> _TASK OBJECTIVE_
What lines of the data hold the string "Jaan"? Pull each one out.

> _DATA SUPPLIED_
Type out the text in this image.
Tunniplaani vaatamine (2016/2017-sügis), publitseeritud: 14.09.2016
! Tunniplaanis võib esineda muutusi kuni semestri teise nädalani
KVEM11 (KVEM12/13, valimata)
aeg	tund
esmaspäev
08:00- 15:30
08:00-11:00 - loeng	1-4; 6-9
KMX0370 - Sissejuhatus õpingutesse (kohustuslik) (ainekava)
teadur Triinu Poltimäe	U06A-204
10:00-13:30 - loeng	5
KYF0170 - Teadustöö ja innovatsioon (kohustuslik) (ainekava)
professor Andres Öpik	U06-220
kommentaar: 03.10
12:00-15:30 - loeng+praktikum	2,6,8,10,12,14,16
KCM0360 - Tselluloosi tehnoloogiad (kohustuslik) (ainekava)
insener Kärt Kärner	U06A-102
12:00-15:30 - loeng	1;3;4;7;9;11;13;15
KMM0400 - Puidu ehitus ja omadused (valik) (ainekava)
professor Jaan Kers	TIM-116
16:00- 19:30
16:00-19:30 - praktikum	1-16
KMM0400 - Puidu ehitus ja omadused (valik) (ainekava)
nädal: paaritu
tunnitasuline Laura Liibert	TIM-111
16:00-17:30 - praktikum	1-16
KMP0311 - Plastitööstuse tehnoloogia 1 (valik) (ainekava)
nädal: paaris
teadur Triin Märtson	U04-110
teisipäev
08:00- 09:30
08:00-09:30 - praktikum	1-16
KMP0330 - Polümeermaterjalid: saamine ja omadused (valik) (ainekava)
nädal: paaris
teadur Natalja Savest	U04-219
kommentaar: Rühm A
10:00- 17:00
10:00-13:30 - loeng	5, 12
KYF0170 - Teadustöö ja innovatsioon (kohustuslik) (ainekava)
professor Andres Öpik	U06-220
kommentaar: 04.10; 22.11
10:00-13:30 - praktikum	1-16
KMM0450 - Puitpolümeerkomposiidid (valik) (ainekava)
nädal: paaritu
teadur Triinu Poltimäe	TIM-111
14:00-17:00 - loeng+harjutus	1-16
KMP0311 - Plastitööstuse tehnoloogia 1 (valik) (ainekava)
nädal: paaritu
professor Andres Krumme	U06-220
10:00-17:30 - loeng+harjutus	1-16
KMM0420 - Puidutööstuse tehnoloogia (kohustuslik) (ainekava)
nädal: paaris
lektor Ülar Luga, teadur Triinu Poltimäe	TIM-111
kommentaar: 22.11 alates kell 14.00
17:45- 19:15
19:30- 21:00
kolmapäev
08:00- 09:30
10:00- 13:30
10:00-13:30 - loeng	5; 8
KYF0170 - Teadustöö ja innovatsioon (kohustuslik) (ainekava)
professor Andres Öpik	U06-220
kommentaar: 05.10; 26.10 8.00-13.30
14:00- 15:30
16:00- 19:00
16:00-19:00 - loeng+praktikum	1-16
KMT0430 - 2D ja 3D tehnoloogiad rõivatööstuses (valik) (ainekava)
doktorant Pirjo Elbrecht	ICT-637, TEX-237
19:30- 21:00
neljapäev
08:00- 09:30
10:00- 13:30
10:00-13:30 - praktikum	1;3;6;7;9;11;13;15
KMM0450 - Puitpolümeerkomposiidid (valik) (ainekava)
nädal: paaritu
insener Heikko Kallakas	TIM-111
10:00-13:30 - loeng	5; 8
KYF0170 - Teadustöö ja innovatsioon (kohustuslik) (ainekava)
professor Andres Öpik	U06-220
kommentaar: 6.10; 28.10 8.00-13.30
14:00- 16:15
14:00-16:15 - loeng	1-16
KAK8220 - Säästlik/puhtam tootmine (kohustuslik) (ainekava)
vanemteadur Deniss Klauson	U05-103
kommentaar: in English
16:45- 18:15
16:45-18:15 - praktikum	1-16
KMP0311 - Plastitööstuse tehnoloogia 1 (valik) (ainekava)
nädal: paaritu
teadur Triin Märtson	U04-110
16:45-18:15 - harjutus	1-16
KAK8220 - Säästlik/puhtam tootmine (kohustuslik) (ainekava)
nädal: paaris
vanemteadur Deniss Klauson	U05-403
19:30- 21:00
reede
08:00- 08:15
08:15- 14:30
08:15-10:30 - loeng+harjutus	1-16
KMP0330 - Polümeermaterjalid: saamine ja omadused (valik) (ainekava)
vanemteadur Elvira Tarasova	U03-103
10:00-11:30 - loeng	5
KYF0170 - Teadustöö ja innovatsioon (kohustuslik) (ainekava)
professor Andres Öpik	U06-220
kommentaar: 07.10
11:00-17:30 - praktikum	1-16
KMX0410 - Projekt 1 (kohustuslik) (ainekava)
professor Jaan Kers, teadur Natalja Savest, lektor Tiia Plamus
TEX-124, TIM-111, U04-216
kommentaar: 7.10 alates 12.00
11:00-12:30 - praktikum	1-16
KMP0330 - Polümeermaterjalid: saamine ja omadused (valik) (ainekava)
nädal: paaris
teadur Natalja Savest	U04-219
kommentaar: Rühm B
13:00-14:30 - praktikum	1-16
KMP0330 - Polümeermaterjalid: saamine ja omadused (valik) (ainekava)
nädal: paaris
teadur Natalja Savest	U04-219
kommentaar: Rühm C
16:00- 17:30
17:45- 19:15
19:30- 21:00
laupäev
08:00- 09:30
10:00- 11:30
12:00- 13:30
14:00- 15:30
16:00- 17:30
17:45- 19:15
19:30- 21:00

> _TASK RESPONSE_
professor Jaan Kers	TIM-116
professor Jaan Kers, teadur Natalja Savest, lektor Tiia Plamus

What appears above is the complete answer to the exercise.